_Problem requirements_
Show every line containing "полнотой" by copying it.
--- Records to use ---
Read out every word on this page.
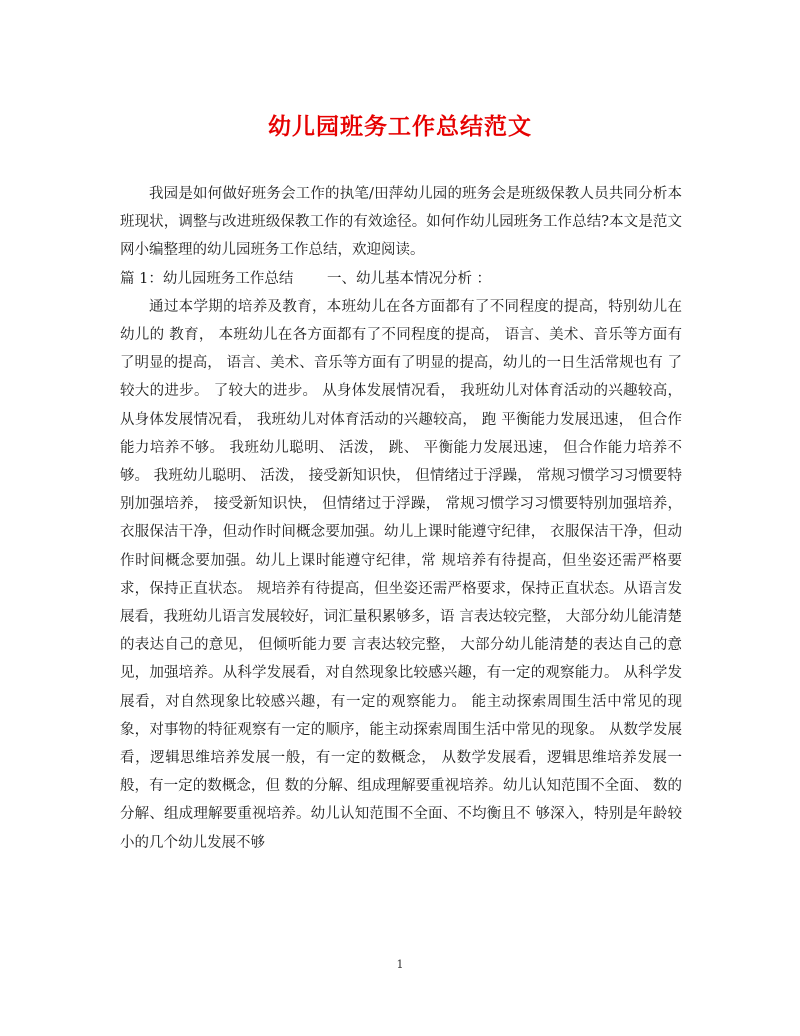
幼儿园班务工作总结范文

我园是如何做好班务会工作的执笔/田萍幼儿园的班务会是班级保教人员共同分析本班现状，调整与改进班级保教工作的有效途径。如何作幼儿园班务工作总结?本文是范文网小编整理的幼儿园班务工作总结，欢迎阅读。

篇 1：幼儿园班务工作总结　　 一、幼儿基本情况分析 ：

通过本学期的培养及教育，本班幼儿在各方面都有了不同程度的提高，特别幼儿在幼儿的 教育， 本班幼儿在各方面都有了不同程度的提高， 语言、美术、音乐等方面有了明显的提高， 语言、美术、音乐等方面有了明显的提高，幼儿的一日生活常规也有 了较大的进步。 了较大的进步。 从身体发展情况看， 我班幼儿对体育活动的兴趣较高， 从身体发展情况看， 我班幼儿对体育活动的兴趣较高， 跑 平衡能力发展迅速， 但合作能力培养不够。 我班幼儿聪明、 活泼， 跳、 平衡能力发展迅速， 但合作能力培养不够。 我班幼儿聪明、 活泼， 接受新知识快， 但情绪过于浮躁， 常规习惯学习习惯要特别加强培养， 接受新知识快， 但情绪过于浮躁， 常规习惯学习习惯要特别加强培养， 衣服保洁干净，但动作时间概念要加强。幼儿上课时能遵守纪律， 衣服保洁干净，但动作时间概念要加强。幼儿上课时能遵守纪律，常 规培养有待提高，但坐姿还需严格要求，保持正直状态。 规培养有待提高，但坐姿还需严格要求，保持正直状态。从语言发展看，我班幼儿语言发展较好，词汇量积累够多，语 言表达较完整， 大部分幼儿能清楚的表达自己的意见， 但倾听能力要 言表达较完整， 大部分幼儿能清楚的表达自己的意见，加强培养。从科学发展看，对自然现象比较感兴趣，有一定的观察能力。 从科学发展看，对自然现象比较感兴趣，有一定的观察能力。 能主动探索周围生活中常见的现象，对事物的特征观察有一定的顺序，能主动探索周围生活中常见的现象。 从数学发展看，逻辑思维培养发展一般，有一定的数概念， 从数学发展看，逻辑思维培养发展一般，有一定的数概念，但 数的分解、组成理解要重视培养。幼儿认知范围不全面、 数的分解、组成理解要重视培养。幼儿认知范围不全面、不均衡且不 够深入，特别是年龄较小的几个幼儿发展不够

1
---
--- Records to use ---
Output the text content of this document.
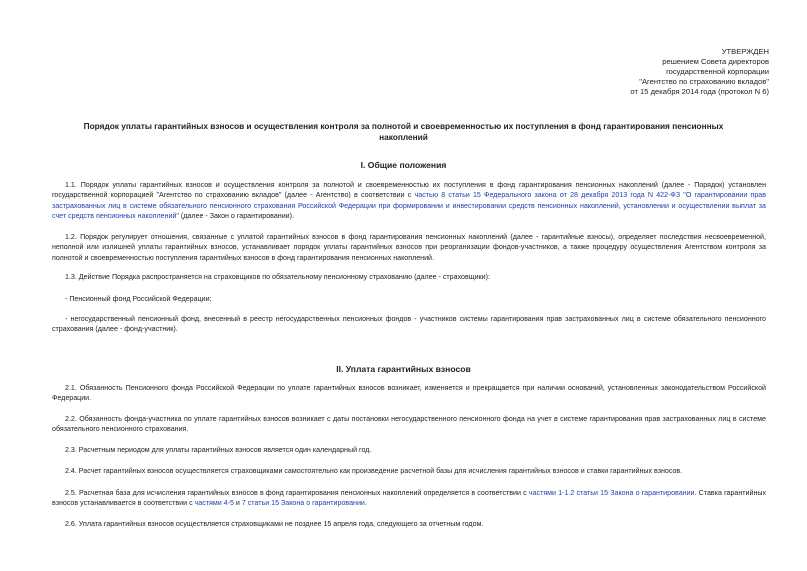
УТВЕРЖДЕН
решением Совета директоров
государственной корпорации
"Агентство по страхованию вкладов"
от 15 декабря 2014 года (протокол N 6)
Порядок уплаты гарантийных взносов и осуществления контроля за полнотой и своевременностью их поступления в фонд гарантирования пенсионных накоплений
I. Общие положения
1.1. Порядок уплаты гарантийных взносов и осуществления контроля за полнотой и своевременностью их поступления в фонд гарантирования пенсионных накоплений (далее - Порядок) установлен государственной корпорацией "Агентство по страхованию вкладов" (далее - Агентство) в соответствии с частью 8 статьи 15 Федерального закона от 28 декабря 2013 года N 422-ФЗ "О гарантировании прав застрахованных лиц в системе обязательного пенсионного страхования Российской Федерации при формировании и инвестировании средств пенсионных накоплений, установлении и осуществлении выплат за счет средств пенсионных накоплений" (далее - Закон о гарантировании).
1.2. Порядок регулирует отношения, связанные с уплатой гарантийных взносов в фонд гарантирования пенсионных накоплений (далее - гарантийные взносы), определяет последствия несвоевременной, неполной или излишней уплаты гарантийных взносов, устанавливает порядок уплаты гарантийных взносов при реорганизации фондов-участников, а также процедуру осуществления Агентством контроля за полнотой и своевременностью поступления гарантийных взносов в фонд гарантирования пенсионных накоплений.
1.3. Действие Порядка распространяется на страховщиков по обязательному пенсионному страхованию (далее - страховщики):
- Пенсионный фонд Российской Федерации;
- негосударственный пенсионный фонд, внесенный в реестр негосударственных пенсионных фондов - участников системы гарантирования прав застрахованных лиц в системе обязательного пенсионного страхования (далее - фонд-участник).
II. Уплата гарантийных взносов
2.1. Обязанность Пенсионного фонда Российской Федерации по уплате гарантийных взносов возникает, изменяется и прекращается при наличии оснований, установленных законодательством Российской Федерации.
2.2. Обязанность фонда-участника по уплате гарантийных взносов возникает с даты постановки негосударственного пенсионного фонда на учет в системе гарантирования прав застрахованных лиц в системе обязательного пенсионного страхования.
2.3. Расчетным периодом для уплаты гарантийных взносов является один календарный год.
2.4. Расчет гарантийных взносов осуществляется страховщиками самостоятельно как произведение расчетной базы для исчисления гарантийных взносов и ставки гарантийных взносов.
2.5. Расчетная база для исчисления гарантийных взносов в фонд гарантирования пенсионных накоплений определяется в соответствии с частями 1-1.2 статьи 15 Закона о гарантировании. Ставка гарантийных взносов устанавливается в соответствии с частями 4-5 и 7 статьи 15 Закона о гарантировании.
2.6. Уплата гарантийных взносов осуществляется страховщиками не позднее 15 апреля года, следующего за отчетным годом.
---
--- Records to use ---
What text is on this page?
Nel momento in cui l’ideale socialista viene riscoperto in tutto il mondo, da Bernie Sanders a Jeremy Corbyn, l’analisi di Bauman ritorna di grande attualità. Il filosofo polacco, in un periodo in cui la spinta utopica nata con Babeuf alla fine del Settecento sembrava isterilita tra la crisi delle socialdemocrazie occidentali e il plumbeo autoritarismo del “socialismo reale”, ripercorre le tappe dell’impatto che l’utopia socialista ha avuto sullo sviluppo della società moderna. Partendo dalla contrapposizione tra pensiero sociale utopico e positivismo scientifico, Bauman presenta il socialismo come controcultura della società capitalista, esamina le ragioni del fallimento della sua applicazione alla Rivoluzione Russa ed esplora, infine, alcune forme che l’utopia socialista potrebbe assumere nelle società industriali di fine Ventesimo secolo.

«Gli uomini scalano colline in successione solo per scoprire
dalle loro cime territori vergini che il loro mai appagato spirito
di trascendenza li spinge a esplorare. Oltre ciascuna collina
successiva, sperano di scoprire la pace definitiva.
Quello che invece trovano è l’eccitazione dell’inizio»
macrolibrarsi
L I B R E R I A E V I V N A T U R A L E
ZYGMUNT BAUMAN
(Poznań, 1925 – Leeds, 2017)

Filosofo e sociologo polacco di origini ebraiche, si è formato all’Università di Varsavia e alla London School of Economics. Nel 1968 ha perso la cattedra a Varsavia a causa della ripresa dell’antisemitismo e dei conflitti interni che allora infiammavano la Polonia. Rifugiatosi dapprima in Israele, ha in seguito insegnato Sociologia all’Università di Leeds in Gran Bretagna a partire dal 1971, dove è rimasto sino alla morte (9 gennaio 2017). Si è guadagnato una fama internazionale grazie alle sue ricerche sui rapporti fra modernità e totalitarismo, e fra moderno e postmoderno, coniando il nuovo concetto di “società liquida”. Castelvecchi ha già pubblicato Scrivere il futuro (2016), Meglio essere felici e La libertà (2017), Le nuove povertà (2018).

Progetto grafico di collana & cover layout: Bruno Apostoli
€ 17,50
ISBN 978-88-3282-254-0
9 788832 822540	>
---
_Reply_
Порядок уплаты гарантийных взносов и осуществления контроля за полнотой и своевременностью их поступления в фонд гарантирования пенсионных накоплений
1.1. Порядок уплаты гарантийных взносов и осуществления контроля за полнотой и своевременностью их поступления в фонд гарантирования пенсионных накоплений (далее - Порядок) установлен государственной корпорацией "Агентство по страхованию вкладов" (далее - Агентство) в соответствии с частью 8 статьи 15 Федерального закона от 28 декабря 2013 года N 422-ФЗ "О гарантировании прав застрахованных лиц в системе обязательного пенсионного страхования Российской Федерации при формировании и инвестировании средств пенсионных накоплений, установлении и осуществлении выплат за счет средств пенсионных накоплений" (далее - Закон о гарантировании).
1.2. Порядок регулирует отношения, связанные с уплатой гарантийных взносов в фонд гарантирования пенсионных накоплений (далее - гарантийные взносы), определяет последствия несвоевременной, неполной или излишней уплаты гарантийных взносов, устанавливает порядок уплаты гарантийных взносов при реорганизации фондов-участников, а также процедуру осуществления Агентством контроля за полнотой и своевременностью поступления гарантийных взносов в фонд гарантирования пенсионных накоплений.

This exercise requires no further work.